— BEGIN INPUT RECORDS —

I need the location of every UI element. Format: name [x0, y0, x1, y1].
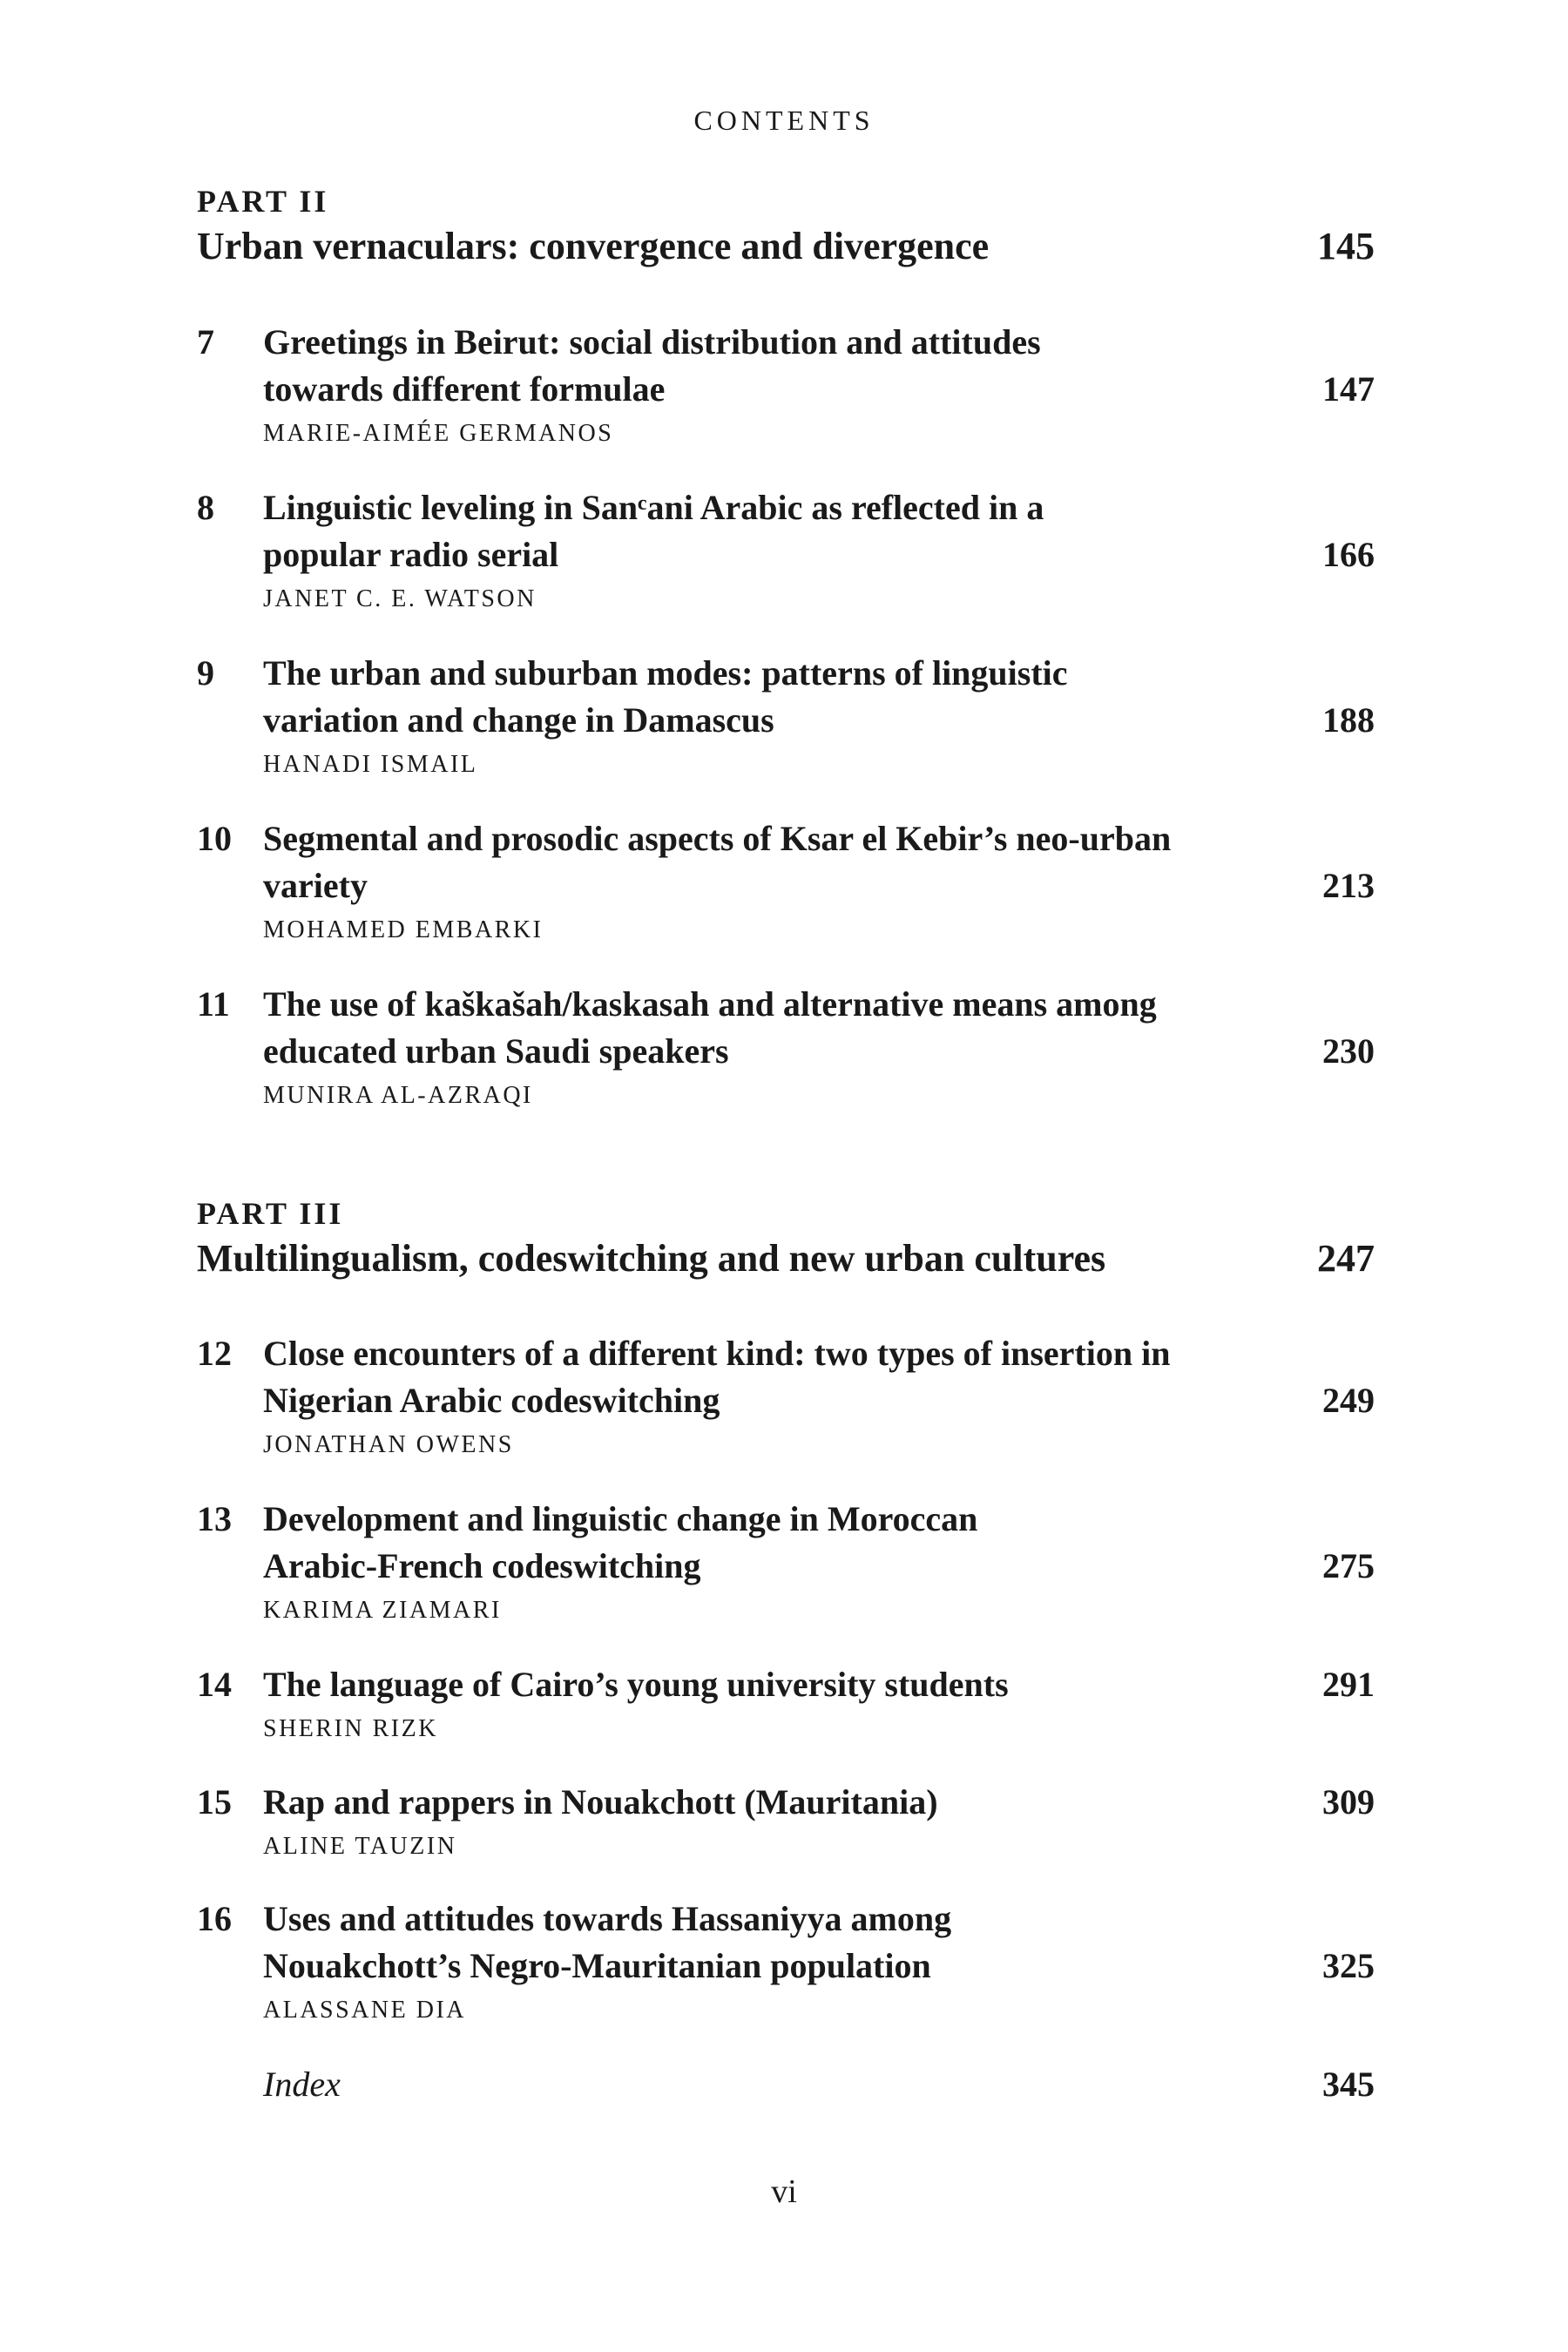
part-label: PART III [197, 1196, 344, 1231]
chapter-page-number: 275 [1322, 1546, 1375, 1585]
chapter-number: 11 [197, 984, 230, 1024]
index-page-number: 345 [1322, 2065, 1375, 2104]
chapter-number: 8 [197, 488, 214, 527]
chapter-author: SHERIN RIZK [263, 1715, 438, 1742]
chapter-page-number: 249 [1322, 1381, 1375, 1420]
chapter-title-line: popular radio serial [263, 535, 559, 574]
part-page-number: 247 [1317, 1237, 1375, 1280]
chapter-title-line: The urban and suburban modes: patterns of linguistic [263, 653, 1068, 693]
page-folio: vi [771, 2173, 797, 2210]
chapter-title-line: Uses and attitudes towards Hassaniyya among [263, 1899, 952, 1938]
chapter-author: MARIE-AIMÉE GERMANOS [263, 420, 614, 447]
chapter-author: ALASSANE DIA [263, 1997, 466, 2024]
part-label: PART II [197, 184, 329, 219]
chapter-title-line: The language of Cairo’s young university students [263, 1665, 1009, 1704]
chapter-number: 14 [197, 1665, 232, 1704]
chapter-number: 13 [197, 1499, 232, 1538]
chapter-number: 10 [197, 819, 232, 858]
chapter-page-number: 230 [1322, 1031, 1375, 1071]
chapter-page-number: 291 [1322, 1665, 1375, 1704]
chapter-title-line: Arabic-French codeswitching [263, 1546, 701, 1585]
chapter-page-number: 166 [1322, 535, 1375, 574]
chapter-title-line: Linguistic leveling in Sanᶜani Arabic as reflected in a [263, 488, 1044, 527]
chapter-author: KARIMA ZIAMARI [263, 1597, 502, 1624]
chapter-title-line: Greetings in Beirut: social distribution and attitudes [263, 322, 1041, 362]
chapter-title-line: The use of kaškašah/kaskasah and alternative means among [263, 984, 1157, 1024]
index-label: Index [263, 2065, 341, 2104]
chapter-page-number: 325 [1322, 1946, 1375, 1985]
chapter-number: 7 [197, 322, 214, 362]
chapter-title-line: towards different formulae [263, 369, 666, 409]
chapter-title-line: Close encounters of a different kind: two types of insertion in [263, 1334, 1171, 1373]
chapter-number: 16 [197, 1899, 232, 1938]
chapter-title-line: variety [263, 866, 368, 905]
chapter-title-line: Rap and rappers in Nouakchott (Mauritania) [263, 1782, 938, 1821]
chapter-title-line: Nouakchott’s Negro-Mauritanian population [263, 1946, 931, 1985]
part-title [197, 223, 1375, 270]
chapter-page-number: 147 [1322, 369, 1375, 409]
chapter-page-number: 309 [1322, 1782, 1375, 1821]
chapter-author: JONATHAN OWENS [263, 1431, 514, 1458]
part-title [197, 1235, 1375, 1282]
chapter-page-number: 188 [1322, 700, 1375, 740]
chapter-number: 15 [197, 1782, 232, 1821]
part-title-text: Urban vernaculars: convergence and divergence [197, 225, 990, 267]
chapter-title-line: Development and linguistic change in Moroccan [263, 1499, 978, 1538]
chapter-number: 12 [197, 1334, 232, 1373]
index-entry [263, 2061, 1375, 2108]
chapter-author: MUNIRA AL-AZRAQI [263, 1082, 533, 1109]
chapter-author: ALINE TAUZIN [263, 1833, 457, 1860]
chapter-author: JANET C. E. WATSON [263, 585, 537, 612]
chapter-author: MOHAMED EMBARKI [263, 916, 544, 943]
chapter-title-line: Nigerian Arabic codeswitching [263, 1381, 720, 1420]
chapter-number: 9 [197, 653, 214, 693]
chapter-title-line: variation and change in Damascus [263, 700, 774, 740]
chapter-title-line: Segmental and prosodic aspects of Ksar el Kebir’s neo-urban [263, 819, 1172, 858]
chapter-author: HANADI ISMAIL [263, 751, 478, 778]
part-title-text: Multilingualism, codeswitching and new urban cultures [197, 1237, 1106, 1280]
chapter-page-number: 213 [1322, 866, 1375, 905]
part-page-number: 145 [1317, 225, 1375, 267]
running-head: CONTENTS [693, 105, 875, 136]
chapter-title-line: educated urban Saudi speakers [263, 1031, 729, 1071]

— END INPUT RECORDS —

SET PROBLEM
Could you copy every line of the records above word for word, dropping only the picture?

WRITTEN SOLUTION
I need the location of every UI element. Format: name [x0, y0, x1, y1].
part-label: PART III [197, 1196, 344, 1231]
chapter-page-number: 275 [1322, 1546, 1375, 1585]
chapter-number: 11 [197, 984, 230, 1024]
index-page-number: 345 [1322, 2065, 1375, 2104]
chapter-number: 8 [197, 488, 214, 527]
chapter-author: SHERIN RIZK [263, 1715, 438, 1742]
chapter-page-number: 249 [1322, 1381, 1375, 1420]
chapter-title-line: popular radio serial [263, 535, 559, 574]
part-page-number: 247 [1317, 1237, 1375, 1280]
chapter-title-line: The urban and suburban modes: patterns of linguistic [263, 653, 1068, 693]
page-folio: vi [771, 2173, 797, 2210]
chapter-title-line: Uses and attitudes towards Hassaniyya among [263, 1899, 952, 1938]
chapter-author: MARIE-AIMÉE GERMANOS [263, 420, 614, 447]
chapter-author: ALASSANE DIA [263, 1997, 466, 2024]
part-label: PART II [197, 184, 329, 219]
chapter-title-line: The language of Cairo’s young university students [263, 1665, 1009, 1704]
chapter-number: 14 [197, 1665, 232, 1704]
chapter-number: 13 [197, 1499, 232, 1538]
chapter-number: 10 [197, 819, 232, 858]
chapter-page-number: 230 [1322, 1031, 1375, 1071]
chapter-page-number: 291 [1322, 1665, 1375, 1704]
chapter-title-line: Arabic-French codeswitching [263, 1546, 701, 1585]
chapter-page-number: 166 [1322, 535, 1375, 574]
chapter-title-line: Linguistic leveling in Sanᶜani Arabic as reflected in a [263, 488, 1044, 527]
chapter-author: KARIMA ZIAMARI [263, 1597, 502, 1624]
chapter-title-line: Greetings in Beirut: social distribution and attitudes [263, 322, 1041, 362]
chapter-title-line: The use of kaškašah/kaskasah and alternative means among [263, 984, 1157, 1024]
index-label: Index [263, 2065, 341, 2104]
chapter-page-number: 325 [1322, 1946, 1375, 1985]
chapter-number: 7 [197, 322, 214, 362]
chapter-title-line: towards different formulae [263, 369, 666, 409]
chapter-title-line: Close encounters of a different kind: two types of insertion in [263, 1334, 1171, 1373]
chapter-number: 16 [197, 1899, 232, 1938]
chapter-title-line: variety [263, 866, 368, 905]
chapter-title-line: Rap and rappers in Nouakchott (Mauritania) [263, 1782, 938, 1821]
chapter-title-line: Nouakchott’s Negro-Mauritanian population [263, 1946, 931, 1985]
part-title [197, 223, 1375, 270]
chapter-page-number: 147 [1322, 369, 1375, 409]
chapter-page-number: 309 [1322, 1782, 1375, 1821]
chapter-author: JONATHAN OWENS [263, 1431, 514, 1458]
part-title [197, 1235, 1375, 1282]
chapter-page-number: 188 [1322, 700, 1375, 740]
chapter-number: 15 [197, 1782, 232, 1821]
part-title-text: Urban vernaculars: convergence and divergence [197, 225, 990, 267]
chapter-title-line: Development and linguistic change in Moroccan [263, 1499, 978, 1538]
chapter-number: 12 [197, 1334, 232, 1373]
index-entry [263, 2061, 1375, 2108]
chapter-author: MUNIRA AL-AZRAQI [263, 1082, 533, 1109]
chapter-author: ALINE TAUZIN [263, 1833, 457, 1860]
chapter-author: JANET C. E. WATSON [263, 585, 537, 612]
chapter-author: MOHAMED EMBARKI [263, 916, 544, 943]
chapter-title-line: Nigerian Arabic codeswitching [263, 1381, 720, 1420]
chapter-number: 9 [197, 653, 214, 693]
chapter-title-line: variation and change in Damascus [263, 700, 774, 740]
chapter-title-line: Segmental and prosodic aspects of Ksar el Kebir’s neo-urban [263, 819, 1172, 858]
chapter-author: HANADI ISMAIL [263, 751, 478, 778]
part-title-text: Multilingualism, codeswitching and new urban cultures [197, 1237, 1106, 1280]
chapter-page-number: 213 [1322, 866, 1375, 905]
part-page-number: 145 [1317, 225, 1375, 267]
running-head: CONTENTS [693, 105, 875, 136]
chapter-title-line: educated urban Saudi speakers [263, 1031, 729, 1071]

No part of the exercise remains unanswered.